Tally the lines in the following entries that include the word "might"; state only the total.

━━━━━━━━━━

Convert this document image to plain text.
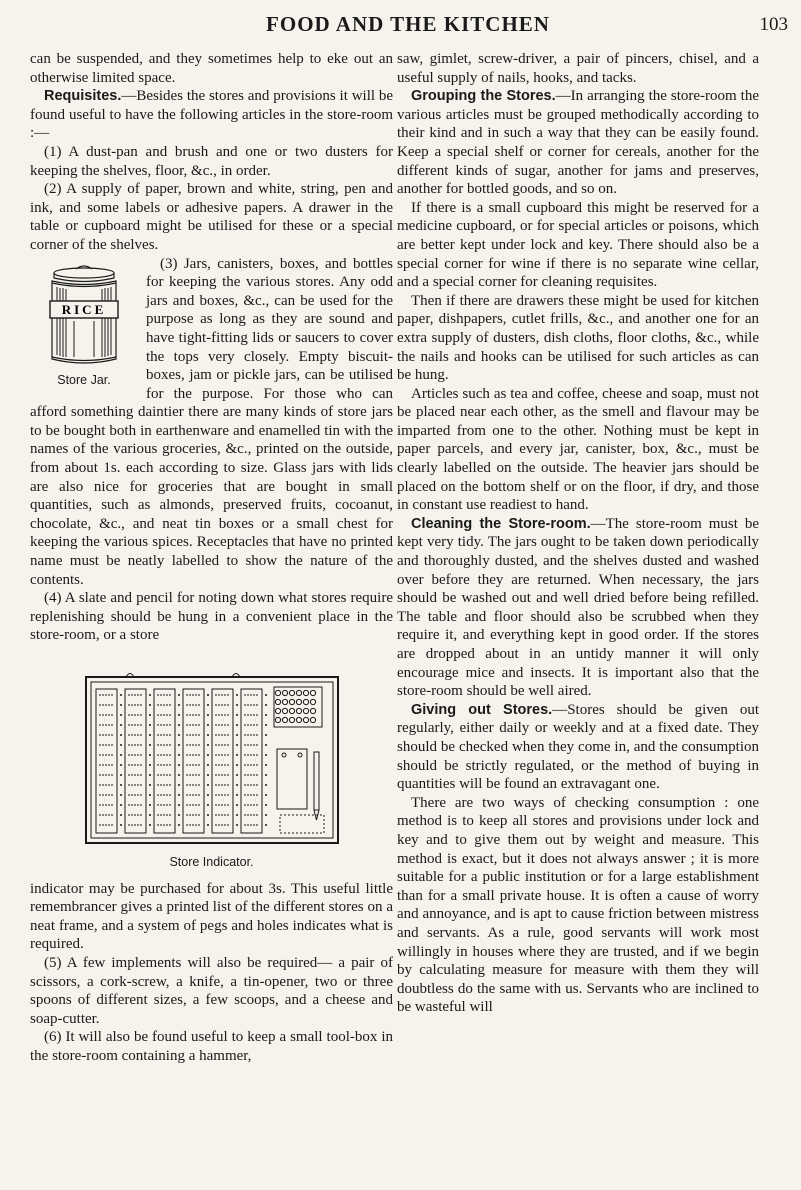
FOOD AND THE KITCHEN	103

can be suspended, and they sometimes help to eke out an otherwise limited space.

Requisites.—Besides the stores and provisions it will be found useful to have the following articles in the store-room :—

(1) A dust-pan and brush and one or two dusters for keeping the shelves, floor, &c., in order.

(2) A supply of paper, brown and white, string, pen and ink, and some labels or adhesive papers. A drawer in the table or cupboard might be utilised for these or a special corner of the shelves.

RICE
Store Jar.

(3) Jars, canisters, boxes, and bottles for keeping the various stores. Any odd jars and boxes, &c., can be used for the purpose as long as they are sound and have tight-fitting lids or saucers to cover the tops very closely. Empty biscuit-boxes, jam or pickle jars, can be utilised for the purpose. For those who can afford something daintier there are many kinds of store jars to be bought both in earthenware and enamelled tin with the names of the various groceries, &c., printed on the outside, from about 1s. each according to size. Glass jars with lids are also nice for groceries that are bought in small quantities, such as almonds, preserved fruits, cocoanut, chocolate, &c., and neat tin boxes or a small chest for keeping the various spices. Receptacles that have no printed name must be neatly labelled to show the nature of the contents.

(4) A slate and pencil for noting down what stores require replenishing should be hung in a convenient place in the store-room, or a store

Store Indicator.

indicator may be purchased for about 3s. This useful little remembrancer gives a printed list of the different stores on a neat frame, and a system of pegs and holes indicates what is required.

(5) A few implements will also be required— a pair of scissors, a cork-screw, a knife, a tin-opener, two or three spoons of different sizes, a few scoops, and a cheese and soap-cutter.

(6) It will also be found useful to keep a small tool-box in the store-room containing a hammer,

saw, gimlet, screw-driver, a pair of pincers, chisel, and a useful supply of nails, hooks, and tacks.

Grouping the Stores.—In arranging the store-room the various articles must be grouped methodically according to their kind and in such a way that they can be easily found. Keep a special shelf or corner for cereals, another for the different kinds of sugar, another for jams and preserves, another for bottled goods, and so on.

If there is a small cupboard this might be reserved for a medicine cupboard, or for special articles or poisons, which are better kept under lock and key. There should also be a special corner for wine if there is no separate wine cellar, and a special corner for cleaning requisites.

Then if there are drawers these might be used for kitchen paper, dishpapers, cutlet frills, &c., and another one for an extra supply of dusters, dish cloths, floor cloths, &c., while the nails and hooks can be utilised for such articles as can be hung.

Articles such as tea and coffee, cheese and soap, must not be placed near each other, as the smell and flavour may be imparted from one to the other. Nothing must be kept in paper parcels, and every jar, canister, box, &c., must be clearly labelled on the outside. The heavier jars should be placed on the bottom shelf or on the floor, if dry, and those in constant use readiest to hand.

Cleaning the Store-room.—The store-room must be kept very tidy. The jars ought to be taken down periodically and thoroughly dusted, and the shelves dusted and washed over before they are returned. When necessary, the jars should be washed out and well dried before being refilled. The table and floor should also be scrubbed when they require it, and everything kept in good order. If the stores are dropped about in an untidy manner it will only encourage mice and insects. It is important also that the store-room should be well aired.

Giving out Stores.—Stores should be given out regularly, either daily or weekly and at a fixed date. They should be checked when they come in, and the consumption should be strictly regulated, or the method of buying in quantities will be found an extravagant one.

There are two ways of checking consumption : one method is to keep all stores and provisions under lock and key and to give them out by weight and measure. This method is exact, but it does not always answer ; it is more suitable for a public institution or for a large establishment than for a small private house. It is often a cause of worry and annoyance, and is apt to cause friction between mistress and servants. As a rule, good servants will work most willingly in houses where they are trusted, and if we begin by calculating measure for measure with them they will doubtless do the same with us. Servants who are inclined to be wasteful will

━━━━━━━━━━

Full response => 3